━━━ DATA ENTRIES

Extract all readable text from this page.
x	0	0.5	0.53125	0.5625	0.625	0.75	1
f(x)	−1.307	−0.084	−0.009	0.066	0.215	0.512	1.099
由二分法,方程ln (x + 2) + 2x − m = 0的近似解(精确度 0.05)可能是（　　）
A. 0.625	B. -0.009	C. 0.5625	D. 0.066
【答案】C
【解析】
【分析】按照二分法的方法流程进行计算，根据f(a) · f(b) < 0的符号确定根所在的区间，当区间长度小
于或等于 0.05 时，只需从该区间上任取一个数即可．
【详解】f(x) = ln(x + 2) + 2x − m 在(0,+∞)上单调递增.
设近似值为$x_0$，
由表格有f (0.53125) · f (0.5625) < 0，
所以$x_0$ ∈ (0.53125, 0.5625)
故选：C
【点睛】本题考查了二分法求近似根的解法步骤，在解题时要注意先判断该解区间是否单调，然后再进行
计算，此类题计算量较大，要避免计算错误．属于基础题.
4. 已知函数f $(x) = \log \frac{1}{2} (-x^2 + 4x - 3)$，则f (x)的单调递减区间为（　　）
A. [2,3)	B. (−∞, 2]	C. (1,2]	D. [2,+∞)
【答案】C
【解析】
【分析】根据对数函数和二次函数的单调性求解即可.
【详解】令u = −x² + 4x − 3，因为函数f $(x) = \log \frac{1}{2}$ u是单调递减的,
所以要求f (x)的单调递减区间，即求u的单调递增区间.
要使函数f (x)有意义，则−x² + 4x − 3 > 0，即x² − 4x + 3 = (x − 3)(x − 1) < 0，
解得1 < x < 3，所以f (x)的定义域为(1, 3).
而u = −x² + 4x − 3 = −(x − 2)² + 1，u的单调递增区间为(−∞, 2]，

━━━━━━

## TO BE DONE
Above are the records; retype every one exactly.

## WRITTEN ANSWER
Extract all readable text from this page.
x	0	0.5	0.53125	0.5625	0.625	0.75	1
f(x)	−1.307	−0.084	−0.009	0.066	0.215	0.512	1.099
由二分法,方程ln (x + 2) + 2x − m = 0的近似解(精确度 0.05)可能是（　　）
A. 0.625	B. -0.009	C. 0.5625	D. 0.066
【答案】C
【解析】
【分析】按照二分法的方法流程进行计算，根据f(a) · f(b) < 0的符号确定根所在的区间，当区间长度小
于或等于 0.05 时，只需从该区间上任取一个数即可．
【详解】f(x) = ln(x + 2) + 2x − m 在(0,+∞)上单调递增.
设近似值为$x_0$，
由表格有f (0.53125) · f (0.5625) < 0，
所以$x_0$ ∈ (0.53125, 0.5625)
故选：C
【点睛】本题考查了二分法求近似根的解法步骤，在解题时要注意先判断该解区间是否单调，然后再进行
计算，此类题计算量较大，要避免计算错误．属于基础题.
4. 已知函数f $(x) = \log \frac{1}{2} (-x^2 + 4x - 3)$，则f (x)的单调递减区间为（　　）
A. [2,3)	B. (−∞, 2]	C. (1,2]	D. [2,+∞)
【答案】C
【解析】
【分析】根据对数函数和二次函数的单调性求解即可.
【详解】令u = −x² + 4x − 3，因为函数f $(x) = \log \frac{1}{2}$ u是单调递减的,
所以要求f (x)的单调递减区间，即求u的单调递增区间.
要使函数f (x)有意义，则−x² + 4x − 3 > 0，即x² − 4x + 3 = (x − 3)(x − 1) < 0，
解得1 < x < 3，所以f (x)的定义域为(1, 3).
而u = −x² + 4x − 3 = −(x − 2)² + 1，u的单调递增区间为(−∞, 2]，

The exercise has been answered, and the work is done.